■ **SHORT TASK**:
Reproduce the records below exactly as they appear, omitting any pictures they contain.

■ **DATA SHOWN**:
(begin)
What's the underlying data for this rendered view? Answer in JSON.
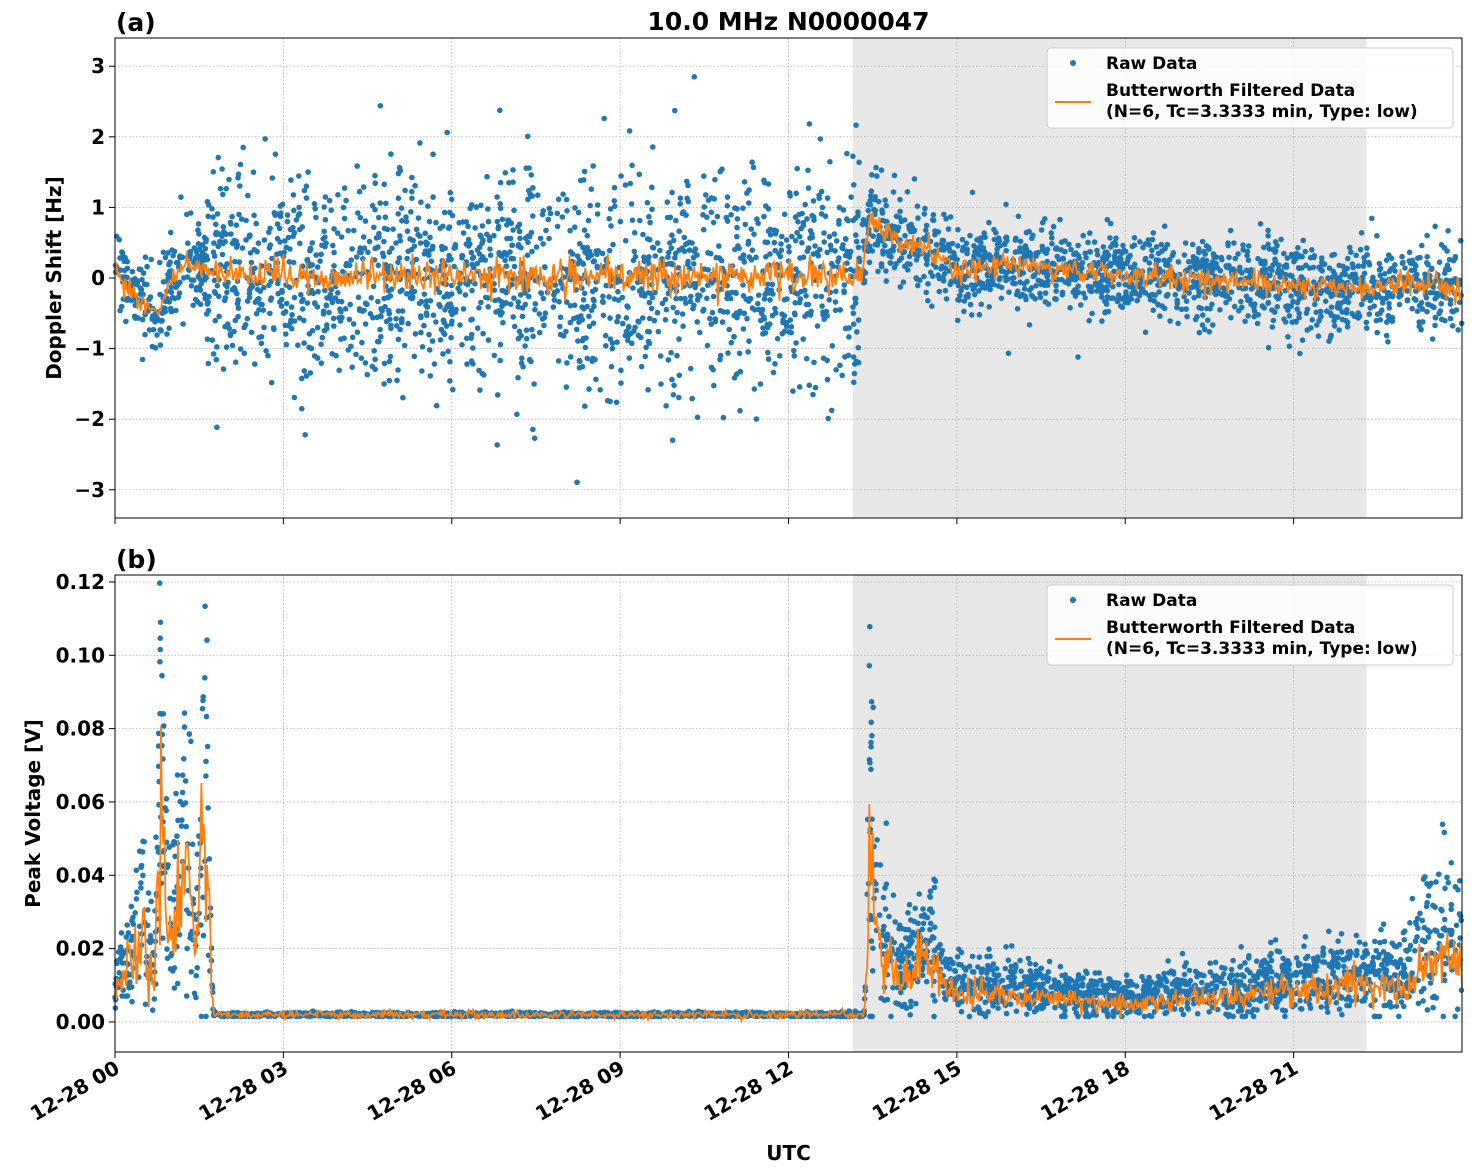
{
  "chart_data": [
    {
      "type": "scatter",
      "panel_label": "(a)",
      "title": "10.0 MHz N0000047",
      "xlabel": "",
      "ylabel": "Doppler Shift [Hz]",
      "xlim_hours": [
        0,
        24
      ],
      "ylim": [
        -3.4,
        3.4
      ],
      "yticks": [
        -3,
        -2,
        -1,
        0,
        1,
        2,
        3
      ],
      "ytick_labels": [
        "−3",
        "−2",
        "−1",
        "0",
        "1",
        "2",
        "3"
      ],
      "shaded_hours": [
        13.15,
        22.3
      ],
      "grid": true,
      "legend_position": "top-right",
      "legend": [
        "Raw Data",
        "Butterworth Filtered Data",
        "(N=6, Tc=3.3333 min, Type: low)"
      ],
      "series": [
        {
          "name": "Raw Data",
          "color": "#1f77b4",
          "spread_hours": [
            0,
            1.6,
            1.65,
            13.3,
            13.35,
            24
          ],
          "spread": [
            0.3,
            0.3,
            0.75,
            0.75,
            0.3,
            0.3
          ]
        },
        {
          "name": "Butterworth Filtered Data",
          "color": "#ff7f0e",
          "x": [
            0,
            0.3,
            0.6,
            0.8,
            1.0,
            1.3,
            1.6,
            2,
            3,
            4,
            5,
            6,
            7,
            8,
            9,
            10,
            11,
            12,
            13,
            13.3,
            13.45,
            14,
            14.5,
            15,
            16,
            17,
            18,
            19,
            20,
            21,
            22,
            23,
            24
          ],
          "y": [
            0.1,
            -0.2,
            -0.4,
            -0.5,
            0.0,
            0.2,
            0.1,
            0.0,
            0.05,
            0.0,
            0.05,
            0.0,
            0.05,
            0.0,
            0.0,
            0.05,
            0.0,
            0.05,
            0.0,
            0.0,
            0.8,
            0.5,
            0.4,
            0.1,
            0.2,
            0.1,
            0.05,
            0.0,
            -0.05,
            -0.1,
            -0.15,
            -0.1,
            -0.1
          ],
          "noise": 0.12
        }
      ]
    },
    {
      "type": "scatter",
      "panel_label": "(b)",
      "xlabel": "UTC",
      "ylabel": "Peak Voltage [V]",
      "xlim_hours": [
        0,
        24
      ],
      "ylim": [
        -0.0082,
        0.1219
      ],
      "yticks": [
        0,
        0.02,
        0.04,
        0.06,
        0.08,
        0.1,
        0.12
      ],
      "ytick_labels": [
        "0.00",
        "0.02",
        "0.04",
        "0.06",
        "0.08",
        "0.10",
        "0.12"
      ],
      "xticks_hours": [
        0,
        3,
        6,
        9,
        12,
        15,
        18,
        21
      ],
      "xtick_labels": [
        "12-28 00",
        "12-28 03",
        "12-28 06",
        "12-28 09",
        "12-28 12",
        "12-28 15",
        "12-28 18",
        "12-28 21"
      ],
      "shaded_hours": [
        13.15,
        22.3
      ],
      "grid": true,
      "legend_position": "top-right",
      "legend": [
        "Raw Data",
        "Butterworth Filtered Data",
        "(N=6, Tc=3.3333 min, Type: low)"
      ],
      "series": [
        {
          "name": "Raw Data",
          "color": "#1f77b4",
          "spread_hours": [
            0,
            1.7,
            1.75,
            13.35,
            13.4,
            24
          ],
          "spread": [
            0.5,
            0.5,
            0.15,
            0.15,
            0.5,
            0.5
          ]
        },
        {
          "name": "Butterworth Filtered Data",
          "color": "#ff7f0e",
          "x": [
            0,
            0.3,
            0.5,
            0.7,
            0.8,
            0.9,
            1.0,
            1.15,
            1.3,
            1.45,
            1.6,
            1.7,
            1.75,
            2,
            3,
            6,
            9,
            12,
            13.35,
            13.45,
            13.6,
            14,
            14.5,
            14.8,
            15,
            16,
            17,
            18,
            19,
            20,
            21,
            22,
            23,
            23.7,
            24
          ],
          "y": [
            0.008,
            0.015,
            0.025,
            0.01,
            0.055,
            0.03,
            0.02,
            0.035,
            0.04,
            0.015,
            0.062,
            0.02,
            0.002,
            0.002,
            0.002,
            0.002,
            0.002,
            0.002,
            0.002,
            0.045,
            0.02,
            0.012,
            0.018,
            0.01,
            0.008,
            0.007,
            0.006,
            0.005,
            0.006,
            0.007,
            0.009,
            0.01,
            0.01,
            0.02,
            0.015
          ],
          "noise": 0.25
        }
      ]
    }
  ]
}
(end)
■ **FULL OUTPUT**:
What's the underlying data for this rendered view? Answer in JSON.
{
  "chart_data": [
    {
      "type": "scatter",
      "panel_label": "(a)",
      "title": "10.0 MHz N0000047",
      "xlabel": "",
      "ylabel": "Doppler Shift [Hz]",
      "xlim_hours": [
        0,
        24
      ],
      "ylim": [
        -3.4,
        3.4
      ],
      "yticks": [
        -3,
        -2,
        -1,
        0,
        1,
        2,
        3
      ],
      "ytick_labels": [
        "−3",
        "−2",
        "−1",
        "0",
        "1",
        "2",
        "3"
      ],
      "shaded_hours": [
        13.15,
        22.3
      ],
      "grid": true,
      "legend_position": "top-right",
      "legend": [
        "Raw Data",
        "Butterworth Filtered Data",
        "(N=6, Tc=3.3333 min, Type: low)"
      ],
      "series": [
        {
          "name": "Raw Data",
          "color": "#1f77b4",
          "spread_hours": [
            0,
            1.6,
            1.65,
            13.3,
            13.35,
            24
          ],
          "spread": [
            0.3,
            0.3,
            0.75,
            0.75,
            0.3,
            0.3
          ]
        },
        {
          "name": "Butterworth Filtered Data",
          "color": "#ff7f0e",
          "x": [
            0,
            0.3,
            0.6,
            0.8,
            1.0,
            1.3,
            1.6,
            2,
            3,
            4,
            5,
            6,
            7,
            8,
            9,
            10,
            11,
            12,
            13,
            13.3,
            13.45,
            14,
            14.5,
            15,
            16,
            17,
            18,
            19,
            20,
            21,
            22,
            23,
            24
          ],
          "y": [
            0.1,
            -0.2,
            -0.4,
            -0.5,
            0.0,
            0.2,
            0.1,
            0.0,
            0.05,
            0.0,
            0.05,
            0.0,
            0.05,
            0.0,
            0.0,
            0.05,
            0.0,
            0.05,
            0.0,
            0.0,
            0.8,
            0.5,
            0.4,
            0.1,
            0.2,
            0.1,
            0.05,
            0.0,
            -0.05,
            -0.1,
            -0.15,
            -0.1,
            -0.1
          ],
          "noise": 0.12
        }
      ]
    },
    {
      "type": "scatter",
      "panel_label": "(b)",
      "xlabel": "UTC",
      "ylabel": "Peak Voltage [V]",
      "xlim_hours": [
        0,
        24
      ],
      "ylim": [
        -0.0082,
        0.1219
      ],
      "yticks": [
        0,
        0.02,
        0.04,
        0.06,
        0.08,
        0.1,
        0.12
      ],
      "ytick_labels": [
        "0.00",
        "0.02",
        "0.04",
        "0.06",
        "0.08",
        "0.10",
        "0.12"
      ],
      "xticks_hours": [
        0,
        3,
        6,
        9,
        12,
        15,
        18,
        21
      ],
      "xtick_labels": [
        "12-28 00",
        "12-28 03",
        "12-28 06",
        "12-28 09",
        "12-28 12",
        "12-28 15",
        "12-28 18",
        "12-28 21"
      ],
      "shaded_hours": [
        13.15,
        22.3
      ],
      "grid": true,
      "legend_position": "top-right",
      "legend": [
        "Raw Data",
        "Butterworth Filtered Data",
        "(N=6, Tc=3.3333 min, Type: low)"
      ],
      "series": [
        {
          "name": "Raw Data",
          "color": "#1f77b4",
          "spread_hours": [
            0,
            1.7,
            1.75,
            13.35,
            13.4,
            24
          ],
          "spread": [
            0.5,
            0.5,
            0.15,
            0.15,
            0.5,
            0.5
          ]
        },
        {
          "name": "Butterworth Filtered Data",
          "color": "#ff7f0e",
          "x": [
            0,
            0.3,
            0.5,
            0.7,
            0.8,
            0.9,
            1.0,
            1.15,
            1.3,
            1.45,
            1.6,
            1.7,
            1.75,
            2,
            3,
            6,
            9,
            12,
            13.35,
            13.45,
            13.6,
            14,
            14.5,
            14.8,
            15,
            16,
            17,
            18,
            19,
            20,
            21,
            22,
            23,
            23.7,
            24
          ],
          "y": [
            0.008,
            0.015,
            0.025,
            0.01,
            0.055,
            0.03,
            0.02,
            0.035,
            0.04,
            0.015,
            0.062,
            0.02,
            0.002,
            0.002,
            0.002,
            0.002,
            0.002,
            0.002,
            0.002,
            0.045,
            0.02,
            0.012,
            0.018,
            0.01,
            0.008,
            0.007,
            0.006,
            0.005,
            0.006,
            0.007,
            0.009,
            0.01,
            0.01,
            0.02,
            0.015
          ],
          "noise": 0.25
        }
      ]
    }
  ]
}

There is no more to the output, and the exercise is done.